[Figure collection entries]
▶

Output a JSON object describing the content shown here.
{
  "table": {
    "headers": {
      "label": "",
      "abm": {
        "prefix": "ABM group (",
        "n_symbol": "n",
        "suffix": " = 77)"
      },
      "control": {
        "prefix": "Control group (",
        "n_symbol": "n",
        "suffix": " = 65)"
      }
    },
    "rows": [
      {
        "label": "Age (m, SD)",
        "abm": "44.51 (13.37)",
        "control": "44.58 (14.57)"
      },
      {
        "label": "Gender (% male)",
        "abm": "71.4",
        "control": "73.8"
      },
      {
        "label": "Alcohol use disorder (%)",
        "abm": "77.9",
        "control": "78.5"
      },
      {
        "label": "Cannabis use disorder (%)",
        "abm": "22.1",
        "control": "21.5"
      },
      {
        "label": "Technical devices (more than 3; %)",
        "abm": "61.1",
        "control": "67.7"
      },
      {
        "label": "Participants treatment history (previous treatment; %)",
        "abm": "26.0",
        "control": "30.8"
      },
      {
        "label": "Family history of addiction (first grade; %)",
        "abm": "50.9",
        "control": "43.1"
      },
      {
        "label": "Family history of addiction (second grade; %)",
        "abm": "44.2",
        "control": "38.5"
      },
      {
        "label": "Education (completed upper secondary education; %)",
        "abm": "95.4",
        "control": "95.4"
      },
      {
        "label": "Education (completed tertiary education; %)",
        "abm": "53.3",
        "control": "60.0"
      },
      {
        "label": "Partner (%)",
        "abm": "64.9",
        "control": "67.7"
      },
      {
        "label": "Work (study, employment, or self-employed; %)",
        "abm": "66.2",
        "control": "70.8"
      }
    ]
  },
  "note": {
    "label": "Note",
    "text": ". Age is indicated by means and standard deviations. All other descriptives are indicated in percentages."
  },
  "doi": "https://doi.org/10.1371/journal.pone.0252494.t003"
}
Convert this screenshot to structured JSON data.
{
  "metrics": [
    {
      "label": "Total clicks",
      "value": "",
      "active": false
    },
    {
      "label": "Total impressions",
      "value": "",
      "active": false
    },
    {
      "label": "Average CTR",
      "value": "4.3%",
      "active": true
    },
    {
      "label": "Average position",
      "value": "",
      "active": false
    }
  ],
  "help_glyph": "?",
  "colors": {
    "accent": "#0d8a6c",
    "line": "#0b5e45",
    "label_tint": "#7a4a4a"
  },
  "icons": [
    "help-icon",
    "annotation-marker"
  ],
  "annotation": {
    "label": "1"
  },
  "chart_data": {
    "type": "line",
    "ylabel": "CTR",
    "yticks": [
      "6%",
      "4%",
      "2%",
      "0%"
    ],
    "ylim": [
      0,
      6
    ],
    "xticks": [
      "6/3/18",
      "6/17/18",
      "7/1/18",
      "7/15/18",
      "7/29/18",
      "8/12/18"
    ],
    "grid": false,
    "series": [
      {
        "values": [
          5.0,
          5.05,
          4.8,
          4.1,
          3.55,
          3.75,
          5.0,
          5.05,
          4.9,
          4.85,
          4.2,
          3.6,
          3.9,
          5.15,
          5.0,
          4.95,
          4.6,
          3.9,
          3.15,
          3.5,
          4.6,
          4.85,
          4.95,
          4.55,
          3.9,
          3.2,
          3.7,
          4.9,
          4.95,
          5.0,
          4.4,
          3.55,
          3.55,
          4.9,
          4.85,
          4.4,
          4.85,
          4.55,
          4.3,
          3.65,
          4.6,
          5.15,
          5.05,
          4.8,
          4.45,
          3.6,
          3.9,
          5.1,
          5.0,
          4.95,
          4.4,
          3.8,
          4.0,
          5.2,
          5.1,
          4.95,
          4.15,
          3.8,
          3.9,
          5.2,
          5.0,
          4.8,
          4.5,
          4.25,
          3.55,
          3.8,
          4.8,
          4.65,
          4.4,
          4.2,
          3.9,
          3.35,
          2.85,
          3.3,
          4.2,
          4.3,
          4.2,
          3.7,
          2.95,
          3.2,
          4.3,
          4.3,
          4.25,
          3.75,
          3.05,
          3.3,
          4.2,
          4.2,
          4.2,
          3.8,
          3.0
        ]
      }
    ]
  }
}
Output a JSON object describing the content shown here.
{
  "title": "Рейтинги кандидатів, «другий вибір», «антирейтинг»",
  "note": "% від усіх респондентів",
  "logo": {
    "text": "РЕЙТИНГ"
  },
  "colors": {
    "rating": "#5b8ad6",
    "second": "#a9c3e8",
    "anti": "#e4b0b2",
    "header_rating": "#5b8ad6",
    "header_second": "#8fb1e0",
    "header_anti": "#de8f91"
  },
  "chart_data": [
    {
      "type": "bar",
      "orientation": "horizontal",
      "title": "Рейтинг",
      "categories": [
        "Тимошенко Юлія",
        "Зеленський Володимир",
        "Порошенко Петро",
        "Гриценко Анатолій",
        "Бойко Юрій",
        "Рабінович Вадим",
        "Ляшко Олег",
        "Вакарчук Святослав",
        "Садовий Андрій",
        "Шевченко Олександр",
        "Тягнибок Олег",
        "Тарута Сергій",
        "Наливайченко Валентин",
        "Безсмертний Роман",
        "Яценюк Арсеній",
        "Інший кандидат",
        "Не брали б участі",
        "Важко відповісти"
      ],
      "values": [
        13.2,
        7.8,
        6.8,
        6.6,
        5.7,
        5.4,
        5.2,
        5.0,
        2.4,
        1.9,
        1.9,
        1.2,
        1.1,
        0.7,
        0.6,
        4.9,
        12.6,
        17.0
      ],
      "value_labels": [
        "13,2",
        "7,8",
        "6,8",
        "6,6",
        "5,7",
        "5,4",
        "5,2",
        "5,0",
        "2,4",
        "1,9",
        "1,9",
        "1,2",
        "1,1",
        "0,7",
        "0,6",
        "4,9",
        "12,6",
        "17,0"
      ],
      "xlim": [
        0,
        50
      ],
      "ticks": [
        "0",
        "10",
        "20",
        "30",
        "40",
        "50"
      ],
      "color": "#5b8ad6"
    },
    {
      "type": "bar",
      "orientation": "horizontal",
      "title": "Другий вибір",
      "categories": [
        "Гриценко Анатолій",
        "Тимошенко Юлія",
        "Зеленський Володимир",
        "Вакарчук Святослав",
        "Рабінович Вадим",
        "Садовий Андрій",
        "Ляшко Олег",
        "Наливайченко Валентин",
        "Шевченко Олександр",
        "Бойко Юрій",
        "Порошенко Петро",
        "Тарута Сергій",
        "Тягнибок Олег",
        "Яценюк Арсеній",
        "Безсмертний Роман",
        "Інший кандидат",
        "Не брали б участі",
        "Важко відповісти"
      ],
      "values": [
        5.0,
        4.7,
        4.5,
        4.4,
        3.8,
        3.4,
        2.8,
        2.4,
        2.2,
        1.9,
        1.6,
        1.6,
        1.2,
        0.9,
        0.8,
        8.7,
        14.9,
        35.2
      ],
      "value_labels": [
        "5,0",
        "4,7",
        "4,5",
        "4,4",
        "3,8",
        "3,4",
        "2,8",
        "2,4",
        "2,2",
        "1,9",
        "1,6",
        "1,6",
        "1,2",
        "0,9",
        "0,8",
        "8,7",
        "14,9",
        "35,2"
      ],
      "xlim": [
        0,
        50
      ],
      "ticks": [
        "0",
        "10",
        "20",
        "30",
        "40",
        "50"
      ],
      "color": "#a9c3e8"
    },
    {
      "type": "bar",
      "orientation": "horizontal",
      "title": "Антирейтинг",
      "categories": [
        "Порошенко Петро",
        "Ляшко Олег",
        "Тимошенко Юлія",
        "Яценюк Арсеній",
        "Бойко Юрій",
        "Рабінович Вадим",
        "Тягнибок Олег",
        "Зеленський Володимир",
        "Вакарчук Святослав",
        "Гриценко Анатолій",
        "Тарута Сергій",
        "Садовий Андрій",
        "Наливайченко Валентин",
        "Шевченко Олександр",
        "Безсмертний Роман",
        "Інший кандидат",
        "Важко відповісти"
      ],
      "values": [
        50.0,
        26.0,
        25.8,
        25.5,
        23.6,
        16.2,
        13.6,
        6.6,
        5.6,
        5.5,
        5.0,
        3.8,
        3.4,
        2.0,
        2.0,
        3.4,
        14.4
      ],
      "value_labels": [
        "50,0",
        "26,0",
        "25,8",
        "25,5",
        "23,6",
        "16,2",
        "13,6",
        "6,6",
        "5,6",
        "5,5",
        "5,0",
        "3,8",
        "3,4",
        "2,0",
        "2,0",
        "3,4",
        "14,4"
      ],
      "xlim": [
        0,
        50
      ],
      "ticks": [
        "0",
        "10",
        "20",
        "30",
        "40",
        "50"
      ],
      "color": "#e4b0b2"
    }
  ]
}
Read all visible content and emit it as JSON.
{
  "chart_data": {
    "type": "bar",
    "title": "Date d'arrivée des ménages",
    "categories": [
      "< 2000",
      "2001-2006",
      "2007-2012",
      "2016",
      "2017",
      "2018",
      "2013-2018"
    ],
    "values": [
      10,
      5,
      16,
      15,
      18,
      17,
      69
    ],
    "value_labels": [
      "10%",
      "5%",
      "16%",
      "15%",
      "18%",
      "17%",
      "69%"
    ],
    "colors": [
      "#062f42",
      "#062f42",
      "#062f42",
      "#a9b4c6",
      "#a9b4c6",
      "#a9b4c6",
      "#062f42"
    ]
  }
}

◀

● CHALLENGE: Return exactly the lines from the one containing "Read all visible content and emit it as JSON." through the last line of the records above, both included, and nothing else.

● FULL ANSWER:
Read all visible content and emit it as JSON.
{
  "chart_data": {
    "type": "bar",
    "title": "Date d'arrivée des ménages",
    "categories": [
      "< 2000",
      "2001-2006",
      "2007-2012",
      "2016",
      "2017",
      "2018",
      "2013-2018"
    ],
    "values": [
      10,
      5,
      16,
      15,
      18,
      17,
      69
    ],
    "value_labels": [
      "10%",
      "5%",
      "16%",
      "15%",
      "18%",
      "17%",
      "69%"
    ],
    "colors": [
      "#062f42",
      "#062f42",
      "#062f42",
      "#a9b4c6",
      "#a9b4c6",
      "#a9b4c6",
      "#062f42"
    ]
  }
}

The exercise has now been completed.